▶ **Set exercise**
Write out the entries below once more, exactly, with the pictures left out.

(Stored data)

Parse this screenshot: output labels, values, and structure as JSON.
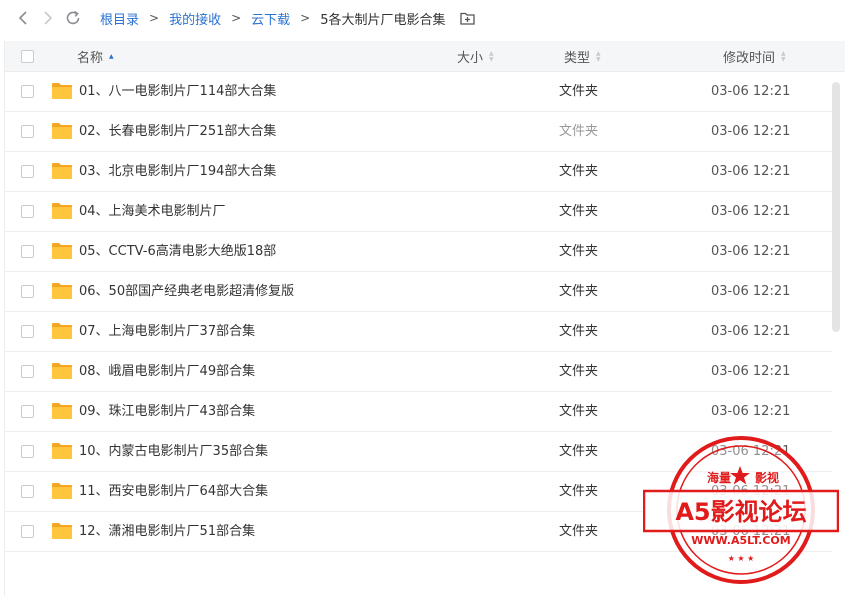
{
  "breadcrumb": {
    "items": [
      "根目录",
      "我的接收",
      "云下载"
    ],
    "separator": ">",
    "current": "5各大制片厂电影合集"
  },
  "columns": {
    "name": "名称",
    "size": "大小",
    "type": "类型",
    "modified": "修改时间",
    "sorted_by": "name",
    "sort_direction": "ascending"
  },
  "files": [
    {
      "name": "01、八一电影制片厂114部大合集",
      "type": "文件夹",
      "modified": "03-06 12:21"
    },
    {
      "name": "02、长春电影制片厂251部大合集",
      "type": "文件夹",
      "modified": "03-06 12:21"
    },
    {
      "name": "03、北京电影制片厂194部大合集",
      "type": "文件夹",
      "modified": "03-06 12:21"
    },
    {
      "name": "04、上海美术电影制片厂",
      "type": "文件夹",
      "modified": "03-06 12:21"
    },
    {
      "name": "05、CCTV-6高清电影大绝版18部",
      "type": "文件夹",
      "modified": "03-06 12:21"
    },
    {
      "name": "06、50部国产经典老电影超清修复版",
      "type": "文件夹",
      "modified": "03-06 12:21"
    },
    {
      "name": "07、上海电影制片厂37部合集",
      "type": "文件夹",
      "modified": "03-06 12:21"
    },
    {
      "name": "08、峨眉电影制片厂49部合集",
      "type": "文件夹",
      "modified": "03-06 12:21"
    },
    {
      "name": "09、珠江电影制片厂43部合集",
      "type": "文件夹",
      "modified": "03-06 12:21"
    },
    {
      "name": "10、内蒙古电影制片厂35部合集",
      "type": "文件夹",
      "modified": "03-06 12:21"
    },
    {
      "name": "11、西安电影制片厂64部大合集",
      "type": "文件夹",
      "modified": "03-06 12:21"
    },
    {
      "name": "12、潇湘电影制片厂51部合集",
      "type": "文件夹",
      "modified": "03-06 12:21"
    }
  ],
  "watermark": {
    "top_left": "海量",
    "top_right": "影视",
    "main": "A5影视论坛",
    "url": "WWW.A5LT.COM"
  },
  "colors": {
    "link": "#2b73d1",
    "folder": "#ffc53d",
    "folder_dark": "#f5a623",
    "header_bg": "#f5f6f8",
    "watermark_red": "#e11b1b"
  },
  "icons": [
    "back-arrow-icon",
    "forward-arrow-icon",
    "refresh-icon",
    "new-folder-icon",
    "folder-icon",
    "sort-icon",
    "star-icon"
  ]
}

▶ **Exercise solution**
Parse this screenshot: output labels, values, and structure as JSON.
{
  "breadcrumb": {
    "items": [
      "根目录",
      "我的接收",
      "云下载"
    ],
    "separator": ">",
    "current": "5各大制片厂电影合集"
  },
  "columns": {
    "name": "名称",
    "size": "大小",
    "type": "类型",
    "modified": "修改时间",
    "sorted_by": "name",
    "sort_direction": "ascending"
  },
  "files": [
    {
      "name": "01、八一电影制片厂114部大合集",
      "type": "文件夹",
      "modified": "03-06 12:21"
    },
    {
      "name": "02、长春电影制片厂251部大合集",
      "type": "文件夹",
      "modified": "03-06 12:21"
    },
    {
      "name": "03、北京电影制片厂194部大合集",
      "type": "文件夹",
      "modified": "03-06 12:21"
    },
    {
      "name": "04、上海美术电影制片厂",
      "type": "文件夹",
      "modified": "03-06 12:21"
    },
    {
      "name": "05、CCTV-6高清电影大绝版18部",
      "type": "文件夹",
      "modified": "03-06 12:21"
    },
    {
      "name": "06、50部国产经典老电影超清修复版",
      "type": "文件夹",
      "modified": "03-06 12:21"
    },
    {
      "name": "07、上海电影制片厂37部合集",
      "type": "文件夹",
      "modified": "03-06 12:21"
    },
    {
      "name": "08、峨眉电影制片厂49部合集",
      "type": "文件夹",
      "modified": "03-06 12:21"
    },
    {
      "name": "09、珠江电影制片厂43部合集",
      "type": "文件夹",
      "modified": "03-06 12:21"
    },
    {
      "name": "10、内蒙古电影制片厂35部合集",
      "type": "文件夹",
      "modified": "03-06 12:21"
    },
    {
      "name": "11、西安电影制片厂64部大合集",
      "type": "文件夹",
      "modified": "03-06 12:21"
    },
    {
      "name": "12、潇湘电影制片厂51部合集",
      "type": "文件夹",
      "modified": "03-06 12:21"
    }
  ],
  "watermark": {
    "top_left": "海量",
    "top_right": "影视",
    "main": "A5影视论坛",
    "url": "WWW.A5LT.COM"
  },
  "colors": {
    "link": "#2b73d1",
    "folder": "#ffc53d",
    "folder_dark": "#f5a623",
    "header_bg": "#f5f6f8",
    "watermark_red": "#e11b1b"
  },
  "icons": [
    "back-arrow-icon",
    "forward-arrow-icon",
    "refresh-icon",
    "new-folder-icon",
    "folder-icon",
    "sort-icon",
    "star-icon"
  ]
}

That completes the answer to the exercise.